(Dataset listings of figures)
________________________________________
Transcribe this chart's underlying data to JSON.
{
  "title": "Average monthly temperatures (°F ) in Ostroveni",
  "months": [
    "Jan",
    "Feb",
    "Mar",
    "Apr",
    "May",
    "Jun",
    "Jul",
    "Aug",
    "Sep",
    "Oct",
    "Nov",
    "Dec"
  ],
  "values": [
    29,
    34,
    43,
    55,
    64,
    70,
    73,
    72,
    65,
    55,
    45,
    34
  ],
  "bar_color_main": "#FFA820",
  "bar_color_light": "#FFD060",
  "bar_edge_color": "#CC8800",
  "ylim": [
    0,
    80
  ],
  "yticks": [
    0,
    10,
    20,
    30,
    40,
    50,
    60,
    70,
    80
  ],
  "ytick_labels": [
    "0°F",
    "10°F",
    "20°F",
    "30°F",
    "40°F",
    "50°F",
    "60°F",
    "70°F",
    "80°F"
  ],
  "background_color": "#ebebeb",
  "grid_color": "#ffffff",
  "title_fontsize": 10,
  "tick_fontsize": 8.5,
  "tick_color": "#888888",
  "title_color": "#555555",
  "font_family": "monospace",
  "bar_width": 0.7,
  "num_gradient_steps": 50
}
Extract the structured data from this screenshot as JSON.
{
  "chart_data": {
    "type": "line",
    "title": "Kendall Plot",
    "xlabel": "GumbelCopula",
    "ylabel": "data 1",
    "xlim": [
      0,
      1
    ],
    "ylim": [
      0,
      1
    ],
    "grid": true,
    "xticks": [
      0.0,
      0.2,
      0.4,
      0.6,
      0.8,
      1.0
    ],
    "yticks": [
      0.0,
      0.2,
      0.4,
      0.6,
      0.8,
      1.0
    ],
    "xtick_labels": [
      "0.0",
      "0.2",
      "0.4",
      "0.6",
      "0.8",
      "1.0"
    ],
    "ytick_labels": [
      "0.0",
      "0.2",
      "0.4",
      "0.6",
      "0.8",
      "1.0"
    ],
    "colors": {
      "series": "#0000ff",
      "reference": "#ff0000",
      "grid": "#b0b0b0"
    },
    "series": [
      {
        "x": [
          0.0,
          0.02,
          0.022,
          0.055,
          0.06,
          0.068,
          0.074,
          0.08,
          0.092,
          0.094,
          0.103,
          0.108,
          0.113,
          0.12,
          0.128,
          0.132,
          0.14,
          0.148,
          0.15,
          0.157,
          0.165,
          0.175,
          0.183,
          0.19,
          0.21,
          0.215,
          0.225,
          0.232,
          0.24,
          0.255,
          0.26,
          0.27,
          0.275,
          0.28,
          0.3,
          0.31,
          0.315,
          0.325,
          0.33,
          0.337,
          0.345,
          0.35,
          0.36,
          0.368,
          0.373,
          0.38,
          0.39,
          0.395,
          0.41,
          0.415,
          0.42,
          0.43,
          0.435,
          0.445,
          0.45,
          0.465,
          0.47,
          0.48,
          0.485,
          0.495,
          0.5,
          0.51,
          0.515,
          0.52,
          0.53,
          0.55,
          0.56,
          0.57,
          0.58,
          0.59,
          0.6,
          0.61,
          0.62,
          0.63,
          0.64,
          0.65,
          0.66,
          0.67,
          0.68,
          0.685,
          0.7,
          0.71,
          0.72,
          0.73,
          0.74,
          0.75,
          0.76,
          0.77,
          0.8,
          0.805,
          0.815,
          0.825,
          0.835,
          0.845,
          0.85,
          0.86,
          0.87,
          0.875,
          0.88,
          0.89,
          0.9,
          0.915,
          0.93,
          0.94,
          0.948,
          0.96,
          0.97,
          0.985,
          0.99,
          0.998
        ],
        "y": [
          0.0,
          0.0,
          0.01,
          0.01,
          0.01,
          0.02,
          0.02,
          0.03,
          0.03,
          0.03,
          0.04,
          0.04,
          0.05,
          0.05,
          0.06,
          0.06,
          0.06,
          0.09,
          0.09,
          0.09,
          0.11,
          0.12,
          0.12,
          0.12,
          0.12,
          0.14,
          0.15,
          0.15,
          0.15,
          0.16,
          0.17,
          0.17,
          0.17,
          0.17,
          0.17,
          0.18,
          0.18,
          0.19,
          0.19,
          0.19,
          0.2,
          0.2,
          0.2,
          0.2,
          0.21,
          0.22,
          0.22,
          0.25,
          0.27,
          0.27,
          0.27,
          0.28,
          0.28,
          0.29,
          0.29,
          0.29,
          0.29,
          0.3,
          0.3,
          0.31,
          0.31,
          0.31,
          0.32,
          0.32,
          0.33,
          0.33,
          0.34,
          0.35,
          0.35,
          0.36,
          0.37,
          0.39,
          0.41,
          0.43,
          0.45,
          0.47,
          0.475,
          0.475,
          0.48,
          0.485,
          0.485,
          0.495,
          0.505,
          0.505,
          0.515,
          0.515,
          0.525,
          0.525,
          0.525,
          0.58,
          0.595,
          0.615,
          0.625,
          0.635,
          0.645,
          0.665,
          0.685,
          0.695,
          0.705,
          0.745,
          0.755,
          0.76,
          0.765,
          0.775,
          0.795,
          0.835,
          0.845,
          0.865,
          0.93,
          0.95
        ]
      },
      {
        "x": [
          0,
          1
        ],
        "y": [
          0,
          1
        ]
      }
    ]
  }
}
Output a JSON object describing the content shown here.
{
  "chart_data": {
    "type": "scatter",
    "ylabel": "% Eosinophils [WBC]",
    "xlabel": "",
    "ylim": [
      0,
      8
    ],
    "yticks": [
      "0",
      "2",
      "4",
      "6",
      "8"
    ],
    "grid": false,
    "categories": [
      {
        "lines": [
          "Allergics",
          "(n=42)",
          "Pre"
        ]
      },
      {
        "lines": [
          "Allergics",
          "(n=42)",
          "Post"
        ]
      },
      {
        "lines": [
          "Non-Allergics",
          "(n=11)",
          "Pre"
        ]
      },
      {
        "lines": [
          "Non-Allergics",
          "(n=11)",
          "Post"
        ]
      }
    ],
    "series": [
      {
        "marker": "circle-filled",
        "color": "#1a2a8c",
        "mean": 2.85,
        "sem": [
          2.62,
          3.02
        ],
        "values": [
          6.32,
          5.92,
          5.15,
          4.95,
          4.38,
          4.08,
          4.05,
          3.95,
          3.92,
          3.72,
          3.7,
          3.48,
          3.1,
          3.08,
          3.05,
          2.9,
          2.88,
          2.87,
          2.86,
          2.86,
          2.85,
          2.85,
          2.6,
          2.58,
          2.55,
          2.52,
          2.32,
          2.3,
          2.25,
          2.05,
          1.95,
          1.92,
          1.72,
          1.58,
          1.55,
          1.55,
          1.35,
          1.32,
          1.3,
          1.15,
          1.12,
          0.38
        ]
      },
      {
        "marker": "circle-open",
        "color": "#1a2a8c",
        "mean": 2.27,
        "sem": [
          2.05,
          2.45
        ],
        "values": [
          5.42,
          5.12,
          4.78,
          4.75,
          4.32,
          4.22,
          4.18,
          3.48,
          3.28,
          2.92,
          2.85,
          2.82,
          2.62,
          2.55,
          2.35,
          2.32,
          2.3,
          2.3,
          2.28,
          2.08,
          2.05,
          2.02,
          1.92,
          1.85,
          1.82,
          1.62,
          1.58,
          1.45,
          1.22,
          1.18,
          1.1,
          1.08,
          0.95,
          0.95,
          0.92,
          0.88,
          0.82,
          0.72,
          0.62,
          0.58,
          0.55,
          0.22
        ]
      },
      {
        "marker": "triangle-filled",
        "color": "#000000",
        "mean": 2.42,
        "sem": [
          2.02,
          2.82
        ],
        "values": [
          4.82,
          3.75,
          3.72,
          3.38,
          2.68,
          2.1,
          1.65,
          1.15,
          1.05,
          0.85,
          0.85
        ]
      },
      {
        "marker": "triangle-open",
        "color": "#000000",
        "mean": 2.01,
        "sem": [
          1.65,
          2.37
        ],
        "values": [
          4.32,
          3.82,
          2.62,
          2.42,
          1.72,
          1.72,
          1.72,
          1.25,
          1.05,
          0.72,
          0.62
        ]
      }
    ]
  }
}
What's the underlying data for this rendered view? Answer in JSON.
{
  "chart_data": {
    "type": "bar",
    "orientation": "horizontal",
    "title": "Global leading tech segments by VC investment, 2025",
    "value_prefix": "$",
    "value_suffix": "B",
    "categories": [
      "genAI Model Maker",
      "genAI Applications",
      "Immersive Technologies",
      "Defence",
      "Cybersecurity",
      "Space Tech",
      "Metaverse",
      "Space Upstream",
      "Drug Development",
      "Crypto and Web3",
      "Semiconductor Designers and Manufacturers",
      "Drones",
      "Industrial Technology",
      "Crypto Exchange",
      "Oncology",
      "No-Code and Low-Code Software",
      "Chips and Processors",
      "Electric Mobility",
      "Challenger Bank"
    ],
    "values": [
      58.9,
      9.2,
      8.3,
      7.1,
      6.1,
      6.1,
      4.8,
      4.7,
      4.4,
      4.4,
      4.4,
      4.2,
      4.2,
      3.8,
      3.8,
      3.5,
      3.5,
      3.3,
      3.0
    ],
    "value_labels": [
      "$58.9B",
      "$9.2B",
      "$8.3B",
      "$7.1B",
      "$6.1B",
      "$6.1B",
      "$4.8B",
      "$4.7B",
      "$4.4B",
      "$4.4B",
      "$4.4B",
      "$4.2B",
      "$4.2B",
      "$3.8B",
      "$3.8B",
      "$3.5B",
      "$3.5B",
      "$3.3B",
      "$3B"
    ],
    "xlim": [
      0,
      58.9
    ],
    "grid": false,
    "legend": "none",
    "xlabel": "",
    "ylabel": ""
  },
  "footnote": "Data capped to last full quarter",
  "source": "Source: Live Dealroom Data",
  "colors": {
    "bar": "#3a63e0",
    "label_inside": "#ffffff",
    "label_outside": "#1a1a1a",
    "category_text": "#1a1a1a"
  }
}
________________________________________
§ **What the task asks**
Pick out each line containing "triangle" and report it.

§ **Written answer**
        "marker": "triangle-filled",
        "marker": "triangle-open",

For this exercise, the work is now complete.